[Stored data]
--------

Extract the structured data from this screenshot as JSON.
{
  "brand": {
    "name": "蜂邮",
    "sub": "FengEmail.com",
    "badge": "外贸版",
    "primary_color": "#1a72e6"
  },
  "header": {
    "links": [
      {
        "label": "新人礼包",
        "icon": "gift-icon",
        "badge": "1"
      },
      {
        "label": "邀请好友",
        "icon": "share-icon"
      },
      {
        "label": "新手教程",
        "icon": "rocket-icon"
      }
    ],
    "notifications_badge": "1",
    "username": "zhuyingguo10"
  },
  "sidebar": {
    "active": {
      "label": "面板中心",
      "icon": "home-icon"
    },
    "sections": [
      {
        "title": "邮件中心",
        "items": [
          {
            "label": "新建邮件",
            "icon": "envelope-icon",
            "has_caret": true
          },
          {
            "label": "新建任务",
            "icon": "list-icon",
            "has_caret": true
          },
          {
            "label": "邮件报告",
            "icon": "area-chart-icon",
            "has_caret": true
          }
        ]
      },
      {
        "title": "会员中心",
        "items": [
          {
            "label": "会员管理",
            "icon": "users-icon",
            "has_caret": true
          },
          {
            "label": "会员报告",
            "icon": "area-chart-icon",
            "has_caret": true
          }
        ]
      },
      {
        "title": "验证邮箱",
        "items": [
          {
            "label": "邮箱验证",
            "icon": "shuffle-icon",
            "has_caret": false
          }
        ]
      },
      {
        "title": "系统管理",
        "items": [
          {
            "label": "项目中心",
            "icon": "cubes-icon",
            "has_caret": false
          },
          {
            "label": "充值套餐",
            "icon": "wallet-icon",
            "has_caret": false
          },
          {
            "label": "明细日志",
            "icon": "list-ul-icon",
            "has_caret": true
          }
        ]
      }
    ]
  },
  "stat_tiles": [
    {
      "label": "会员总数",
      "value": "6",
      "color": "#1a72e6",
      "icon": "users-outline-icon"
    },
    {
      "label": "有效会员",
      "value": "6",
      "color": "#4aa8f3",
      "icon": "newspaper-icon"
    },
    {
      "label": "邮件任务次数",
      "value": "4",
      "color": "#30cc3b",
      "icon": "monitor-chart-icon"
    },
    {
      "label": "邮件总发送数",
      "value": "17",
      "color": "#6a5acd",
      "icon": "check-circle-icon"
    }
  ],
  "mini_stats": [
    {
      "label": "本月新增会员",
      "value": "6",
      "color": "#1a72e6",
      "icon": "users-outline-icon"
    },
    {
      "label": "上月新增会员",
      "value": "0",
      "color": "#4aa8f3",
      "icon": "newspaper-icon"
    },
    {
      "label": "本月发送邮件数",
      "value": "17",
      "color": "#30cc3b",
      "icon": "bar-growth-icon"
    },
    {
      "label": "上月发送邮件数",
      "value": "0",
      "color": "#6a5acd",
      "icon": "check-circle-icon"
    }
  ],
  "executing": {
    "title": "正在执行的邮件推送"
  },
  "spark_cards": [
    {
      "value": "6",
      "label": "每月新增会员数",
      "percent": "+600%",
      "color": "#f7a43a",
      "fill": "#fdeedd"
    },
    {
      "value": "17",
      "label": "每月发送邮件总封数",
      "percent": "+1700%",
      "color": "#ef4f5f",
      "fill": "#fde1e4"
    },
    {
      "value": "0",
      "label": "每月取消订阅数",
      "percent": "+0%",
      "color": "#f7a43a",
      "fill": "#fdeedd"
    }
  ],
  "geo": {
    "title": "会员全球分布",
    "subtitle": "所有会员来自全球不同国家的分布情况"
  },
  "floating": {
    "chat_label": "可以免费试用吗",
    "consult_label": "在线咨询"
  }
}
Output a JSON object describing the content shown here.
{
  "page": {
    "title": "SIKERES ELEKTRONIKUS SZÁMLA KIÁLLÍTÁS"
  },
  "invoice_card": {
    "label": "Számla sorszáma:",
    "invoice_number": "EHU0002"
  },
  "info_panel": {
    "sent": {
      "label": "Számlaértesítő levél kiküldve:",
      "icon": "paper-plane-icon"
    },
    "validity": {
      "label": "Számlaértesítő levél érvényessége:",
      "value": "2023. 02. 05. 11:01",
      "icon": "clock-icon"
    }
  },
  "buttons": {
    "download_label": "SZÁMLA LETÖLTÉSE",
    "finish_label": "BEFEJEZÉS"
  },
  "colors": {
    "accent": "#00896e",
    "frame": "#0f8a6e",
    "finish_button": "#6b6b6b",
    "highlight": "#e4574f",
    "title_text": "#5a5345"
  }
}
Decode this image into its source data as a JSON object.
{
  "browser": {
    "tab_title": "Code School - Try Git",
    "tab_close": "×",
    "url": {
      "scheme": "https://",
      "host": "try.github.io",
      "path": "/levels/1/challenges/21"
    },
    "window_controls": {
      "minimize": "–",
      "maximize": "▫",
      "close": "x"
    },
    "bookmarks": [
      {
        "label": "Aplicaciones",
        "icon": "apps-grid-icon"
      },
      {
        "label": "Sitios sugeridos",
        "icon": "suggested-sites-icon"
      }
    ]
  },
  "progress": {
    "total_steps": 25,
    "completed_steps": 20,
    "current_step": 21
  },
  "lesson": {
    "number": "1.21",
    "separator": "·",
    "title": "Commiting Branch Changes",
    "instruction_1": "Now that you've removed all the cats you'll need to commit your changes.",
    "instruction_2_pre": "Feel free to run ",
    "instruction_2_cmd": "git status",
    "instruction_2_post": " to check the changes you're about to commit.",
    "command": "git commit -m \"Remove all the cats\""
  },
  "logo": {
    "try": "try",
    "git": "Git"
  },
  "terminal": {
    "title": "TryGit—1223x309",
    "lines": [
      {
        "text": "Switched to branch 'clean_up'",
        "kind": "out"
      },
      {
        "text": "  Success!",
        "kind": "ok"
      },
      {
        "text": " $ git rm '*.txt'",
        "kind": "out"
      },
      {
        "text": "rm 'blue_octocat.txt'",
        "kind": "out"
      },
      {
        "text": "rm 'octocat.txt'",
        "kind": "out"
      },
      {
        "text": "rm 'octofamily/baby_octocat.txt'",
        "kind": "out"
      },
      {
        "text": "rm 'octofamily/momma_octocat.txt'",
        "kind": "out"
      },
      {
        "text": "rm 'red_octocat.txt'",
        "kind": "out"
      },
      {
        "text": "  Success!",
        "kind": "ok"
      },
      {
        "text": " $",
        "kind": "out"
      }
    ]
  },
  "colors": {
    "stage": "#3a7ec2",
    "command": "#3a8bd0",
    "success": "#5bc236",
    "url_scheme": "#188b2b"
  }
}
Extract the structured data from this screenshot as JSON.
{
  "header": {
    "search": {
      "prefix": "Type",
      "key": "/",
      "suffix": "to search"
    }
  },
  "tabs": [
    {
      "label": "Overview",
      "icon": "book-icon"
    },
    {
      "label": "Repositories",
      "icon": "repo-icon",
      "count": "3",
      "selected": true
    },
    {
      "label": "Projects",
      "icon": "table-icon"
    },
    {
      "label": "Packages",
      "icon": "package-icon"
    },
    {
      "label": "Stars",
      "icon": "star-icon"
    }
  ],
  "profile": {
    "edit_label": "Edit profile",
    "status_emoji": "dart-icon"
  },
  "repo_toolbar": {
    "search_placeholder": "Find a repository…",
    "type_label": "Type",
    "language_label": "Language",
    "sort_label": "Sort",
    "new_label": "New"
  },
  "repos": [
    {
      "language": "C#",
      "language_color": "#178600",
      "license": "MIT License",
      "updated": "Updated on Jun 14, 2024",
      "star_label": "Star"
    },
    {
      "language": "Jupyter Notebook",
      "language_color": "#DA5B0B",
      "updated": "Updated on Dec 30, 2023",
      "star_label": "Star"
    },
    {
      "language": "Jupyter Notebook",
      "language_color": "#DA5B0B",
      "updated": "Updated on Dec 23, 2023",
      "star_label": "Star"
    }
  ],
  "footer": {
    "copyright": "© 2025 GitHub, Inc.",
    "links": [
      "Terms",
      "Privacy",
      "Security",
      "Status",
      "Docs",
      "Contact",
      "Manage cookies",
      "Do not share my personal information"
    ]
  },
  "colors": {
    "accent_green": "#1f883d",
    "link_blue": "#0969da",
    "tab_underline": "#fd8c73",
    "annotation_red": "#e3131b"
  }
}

--------

GIVEN PROBLEM:
Gather, from the listing above, every line carrying the word "JSON".

REPLY:
Extract the structured data from this screenshot as JSON.
Output a JSON object describing the content shown here.
Decode this image into its source data as a JSON object.
Extract the structured data from this screenshot as JSON.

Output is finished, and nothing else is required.